**Given request**
Retype these lines exactly, starting at the line that contains "save-icon[interactable]: 💾: [135, 8, 153, 26]" and ending at the line that contains "fillet-icon[interactable]: ⌊: [415, 68, 435, 86]".

**Stored rows**
● ● ● ● ●

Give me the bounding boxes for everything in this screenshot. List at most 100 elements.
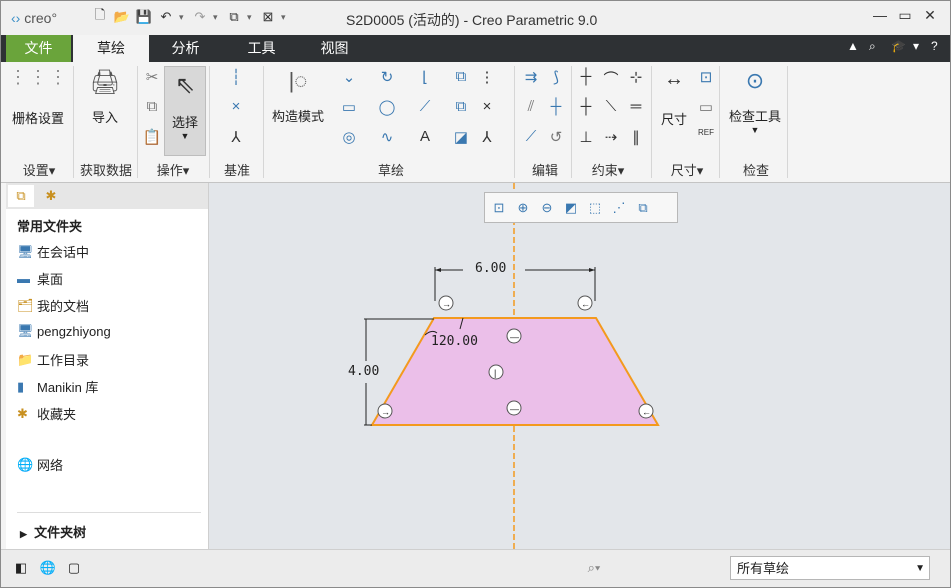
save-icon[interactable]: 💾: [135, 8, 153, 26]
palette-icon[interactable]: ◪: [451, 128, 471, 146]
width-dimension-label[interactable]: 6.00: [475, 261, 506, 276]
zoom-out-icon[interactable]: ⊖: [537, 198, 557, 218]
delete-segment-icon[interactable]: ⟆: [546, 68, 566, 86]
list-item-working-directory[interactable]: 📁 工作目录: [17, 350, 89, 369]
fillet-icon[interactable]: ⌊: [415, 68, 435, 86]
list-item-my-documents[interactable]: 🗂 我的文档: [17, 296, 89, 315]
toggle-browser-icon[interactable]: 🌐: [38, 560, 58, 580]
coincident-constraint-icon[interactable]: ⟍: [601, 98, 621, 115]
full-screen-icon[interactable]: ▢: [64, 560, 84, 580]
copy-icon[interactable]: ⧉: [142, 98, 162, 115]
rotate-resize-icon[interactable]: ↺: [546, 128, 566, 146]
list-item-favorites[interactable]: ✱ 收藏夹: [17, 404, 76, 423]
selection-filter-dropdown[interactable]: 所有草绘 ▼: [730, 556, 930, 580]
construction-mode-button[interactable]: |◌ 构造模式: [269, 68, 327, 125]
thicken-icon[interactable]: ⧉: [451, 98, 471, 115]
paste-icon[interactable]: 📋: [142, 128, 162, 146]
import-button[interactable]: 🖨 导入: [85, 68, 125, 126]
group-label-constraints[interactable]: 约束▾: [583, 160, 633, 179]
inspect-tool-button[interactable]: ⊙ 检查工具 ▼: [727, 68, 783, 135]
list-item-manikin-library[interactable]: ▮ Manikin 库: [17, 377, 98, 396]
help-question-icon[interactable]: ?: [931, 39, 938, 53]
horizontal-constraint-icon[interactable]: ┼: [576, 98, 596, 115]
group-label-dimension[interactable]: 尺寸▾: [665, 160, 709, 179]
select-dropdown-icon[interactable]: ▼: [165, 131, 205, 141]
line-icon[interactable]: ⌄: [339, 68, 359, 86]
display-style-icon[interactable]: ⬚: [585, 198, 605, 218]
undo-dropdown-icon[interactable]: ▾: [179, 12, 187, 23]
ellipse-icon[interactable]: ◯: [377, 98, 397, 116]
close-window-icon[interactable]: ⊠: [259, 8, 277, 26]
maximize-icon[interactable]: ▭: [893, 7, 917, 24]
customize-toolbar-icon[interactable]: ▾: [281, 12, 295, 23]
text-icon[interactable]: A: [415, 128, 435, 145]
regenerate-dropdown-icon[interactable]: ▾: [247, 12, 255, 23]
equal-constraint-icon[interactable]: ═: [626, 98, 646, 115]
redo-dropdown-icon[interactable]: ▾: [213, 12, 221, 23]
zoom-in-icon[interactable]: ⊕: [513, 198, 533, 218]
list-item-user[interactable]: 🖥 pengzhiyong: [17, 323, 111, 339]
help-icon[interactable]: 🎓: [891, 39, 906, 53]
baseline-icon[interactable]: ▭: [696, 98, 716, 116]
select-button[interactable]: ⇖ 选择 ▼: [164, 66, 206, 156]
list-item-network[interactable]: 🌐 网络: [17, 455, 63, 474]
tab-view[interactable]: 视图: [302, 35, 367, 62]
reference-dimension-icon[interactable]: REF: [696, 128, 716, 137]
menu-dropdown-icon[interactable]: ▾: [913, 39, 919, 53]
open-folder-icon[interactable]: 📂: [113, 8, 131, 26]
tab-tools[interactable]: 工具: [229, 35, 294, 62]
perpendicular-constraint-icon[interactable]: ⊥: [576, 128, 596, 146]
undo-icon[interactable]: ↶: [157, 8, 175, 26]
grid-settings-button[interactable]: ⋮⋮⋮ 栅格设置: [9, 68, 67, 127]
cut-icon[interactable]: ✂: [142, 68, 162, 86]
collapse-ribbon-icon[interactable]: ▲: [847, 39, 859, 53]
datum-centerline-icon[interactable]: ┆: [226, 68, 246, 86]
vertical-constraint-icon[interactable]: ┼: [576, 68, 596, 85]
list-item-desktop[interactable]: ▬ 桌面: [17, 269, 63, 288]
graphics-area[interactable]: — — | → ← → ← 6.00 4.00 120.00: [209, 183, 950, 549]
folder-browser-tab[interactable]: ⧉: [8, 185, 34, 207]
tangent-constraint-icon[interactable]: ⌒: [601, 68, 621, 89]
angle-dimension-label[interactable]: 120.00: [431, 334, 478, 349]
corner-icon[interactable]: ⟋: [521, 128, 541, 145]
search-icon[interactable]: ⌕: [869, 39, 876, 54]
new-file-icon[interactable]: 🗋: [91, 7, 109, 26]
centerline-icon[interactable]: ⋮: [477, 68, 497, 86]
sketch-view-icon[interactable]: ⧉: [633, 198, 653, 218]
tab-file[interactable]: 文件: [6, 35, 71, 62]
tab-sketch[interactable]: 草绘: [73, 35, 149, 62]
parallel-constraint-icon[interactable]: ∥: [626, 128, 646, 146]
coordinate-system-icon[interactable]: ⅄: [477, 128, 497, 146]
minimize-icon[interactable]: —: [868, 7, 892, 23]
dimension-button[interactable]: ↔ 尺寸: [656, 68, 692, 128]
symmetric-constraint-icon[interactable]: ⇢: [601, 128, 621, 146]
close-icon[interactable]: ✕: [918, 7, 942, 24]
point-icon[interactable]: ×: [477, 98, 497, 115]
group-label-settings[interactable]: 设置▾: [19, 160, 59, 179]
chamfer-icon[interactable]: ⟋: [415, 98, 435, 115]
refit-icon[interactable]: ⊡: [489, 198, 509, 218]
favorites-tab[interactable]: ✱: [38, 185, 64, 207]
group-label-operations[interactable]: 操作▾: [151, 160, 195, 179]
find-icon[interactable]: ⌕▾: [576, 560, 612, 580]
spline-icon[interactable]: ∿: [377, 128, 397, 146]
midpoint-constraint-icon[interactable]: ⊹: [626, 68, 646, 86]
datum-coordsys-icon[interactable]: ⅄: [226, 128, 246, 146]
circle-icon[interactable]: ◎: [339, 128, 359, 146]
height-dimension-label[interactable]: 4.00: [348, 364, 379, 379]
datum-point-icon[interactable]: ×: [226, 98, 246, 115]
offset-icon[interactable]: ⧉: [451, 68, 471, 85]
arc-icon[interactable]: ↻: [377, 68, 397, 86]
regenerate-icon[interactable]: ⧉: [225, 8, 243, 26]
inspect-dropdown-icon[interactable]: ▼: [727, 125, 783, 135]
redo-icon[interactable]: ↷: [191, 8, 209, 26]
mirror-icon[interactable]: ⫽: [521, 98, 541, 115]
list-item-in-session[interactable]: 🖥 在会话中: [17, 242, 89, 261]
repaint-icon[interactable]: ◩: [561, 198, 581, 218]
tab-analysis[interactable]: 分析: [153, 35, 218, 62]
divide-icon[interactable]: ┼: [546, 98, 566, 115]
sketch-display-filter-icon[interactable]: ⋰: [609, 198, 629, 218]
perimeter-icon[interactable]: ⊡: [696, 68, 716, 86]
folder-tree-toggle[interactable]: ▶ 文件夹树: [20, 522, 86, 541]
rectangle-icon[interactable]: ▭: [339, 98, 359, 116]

● ● ● ● ●

**Task result**
save-icon[interactable]: 💾: [135, 8, 153, 26]
palette-icon[interactable]: ◪: [451, 128, 471, 146]
width-dimension-label[interactable]: 6.00: [475, 261, 506, 276]
zoom-out-icon[interactable]: ⊖: [537, 198, 557, 218]
delete-segment-icon[interactable]: ⟆: [546, 68, 566, 86]
list-item-working-directory[interactable]: 📁 工作目录: [17, 350, 89, 369]
fillet-icon[interactable]: ⌊: [415, 68, 435, 86]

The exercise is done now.